**Given instruction**
Can you reproduce every line of the records below word for word, omitting the pictures from your copy?

**Records supplied**
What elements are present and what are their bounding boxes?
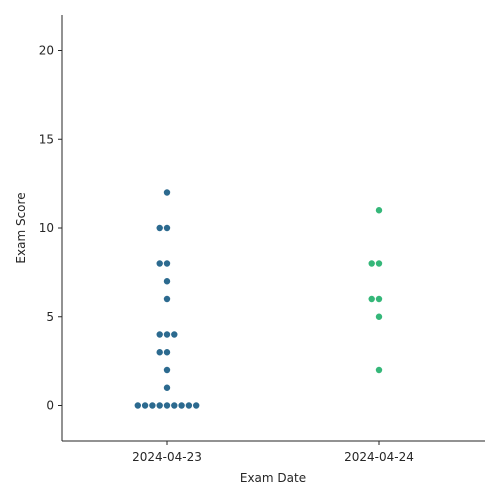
data-point xyxy=(375,207,383,214)
data-point xyxy=(178,402,185,409)
data-point xyxy=(134,402,141,409)
data-point xyxy=(156,331,163,338)
data-point xyxy=(375,295,383,303)
data-point xyxy=(163,331,171,338)
data-point xyxy=(149,402,156,409)
data-points xyxy=(134,189,383,409)
data-point xyxy=(171,402,178,409)
data-point xyxy=(368,295,375,303)
data-point xyxy=(141,402,149,409)
data-point xyxy=(163,224,171,232)
data-point xyxy=(163,295,171,303)
axes: 0 5 10 15 20 2024-04-23 2024-04-24 xyxy=(39,15,485,464)
x-tick-label: 2024-04-23 xyxy=(132,450,202,464)
data-point xyxy=(163,349,171,356)
y-tick-label: 0 xyxy=(46,399,54,413)
data-point xyxy=(156,224,163,232)
data-point xyxy=(171,331,178,338)
y-tick-label: 15 xyxy=(39,132,54,146)
data-point xyxy=(185,402,193,409)
data-point xyxy=(193,402,200,409)
data-point xyxy=(156,402,163,409)
data-point xyxy=(163,278,171,285)
data-point xyxy=(368,260,375,267)
data-point xyxy=(163,366,171,374)
data-point xyxy=(163,384,171,391)
data-point xyxy=(156,260,163,267)
data-point xyxy=(163,260,171,267)
data-point xyxy=(375,366,383,374)
data-point xyxy=(163,402,171,409)
y-tick-label: 5 xyxy=(46,310,54,324)
data-point xyxy=(163,189,171,196)
x-axis-label: Exam Date xyxy=(240,471,306,485)
y-tick-label: 10 xyxy=(39,221,54,235)
data-point xyxy=(375,313,383,320)
y-axis-label: Exam Score xyxy=(14,192,28,263)
data-point xyxy=(375,260,383,267)
x-tick-label: 2024-04-24 xyxy=(344,450,414,464)
data-point xyxy=(156,349,163,356)
y-tick-label: 20 xyxy=(39,44,54,58)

**Final result**
What elements are present and what are their bounding boxes?
data-point xyxy=(375,207,383,214)
data-point xyxy=(178,402,185,409)
data-point xyxy=(134,402,141,409)
data-point xyxy=(156,331,163,338)
data-point xyxy=(375,295,383,303)
data-point xyxy=(163,331,171,338)
data-point xyxy=(149,402,156,409)
data-points xyxy=(134,189,383,409)
data-point xyxy=(171,402,178,409)
data-point xyxy=(368,295,375,303)
data-point xyxy=(141,402,149,409)
data-point xyxy=(163,224,171,232)
data-point xyxy=(163,295,171,303)
axes: 0 5 10 15 20 2024-04-23 2024-04-24 xyxy=(39,15,485,464)
x-tick-label: 2024-04-23 xyxy=(132,450,202,464)
data-point xyxy=(163,349,171,356)
y-tick-label: 0 xyxy=(46,399,54,413)
data-point xyxy=(156,224,163,232)
data-point xyxy=(171,331,178,338)
y-tick-label: 15 xyxy=(39,132,54,146)
data-point xyxy=(185,402,193,409)
data-point xyxy=(193,402,200,409)
data-point xyxy=(156,402,163,409)
data-point xyxy=(163,278,171,285)
data-point xyxy=(368,260,375,267)
data-point xyxy=(163,366,171,374)
data-point xyxy=(163,384,171,391)
data-point xyxy=(156,260,163,267)
data-point xyxy=(163,260,171,267)
data-point xyxy=(375,366,383,374)
data-point xyxy=(163,402,171,409)
y-tick-label: 5 xyxy=(46,310,54,324)
data-point xyxy=(163,189,171,196)
x-axis-label: Exam Date xyxy=(240,471,306,485)
y-tick-label: 10 xyxy=(39,221,54,235)
data-point xyxy=(375,313,383,320)
y-axis-label: Exam Score xyxy=(14,192,28,263)
data-point xyxy=(375,260,383,267)
x-tick-label: 2024-04-24 xyxy=(344,450,414,464)
data-point xyxy=(156,349,163,356)
y-tick-label: 20 xyxy=(39,44,54,58)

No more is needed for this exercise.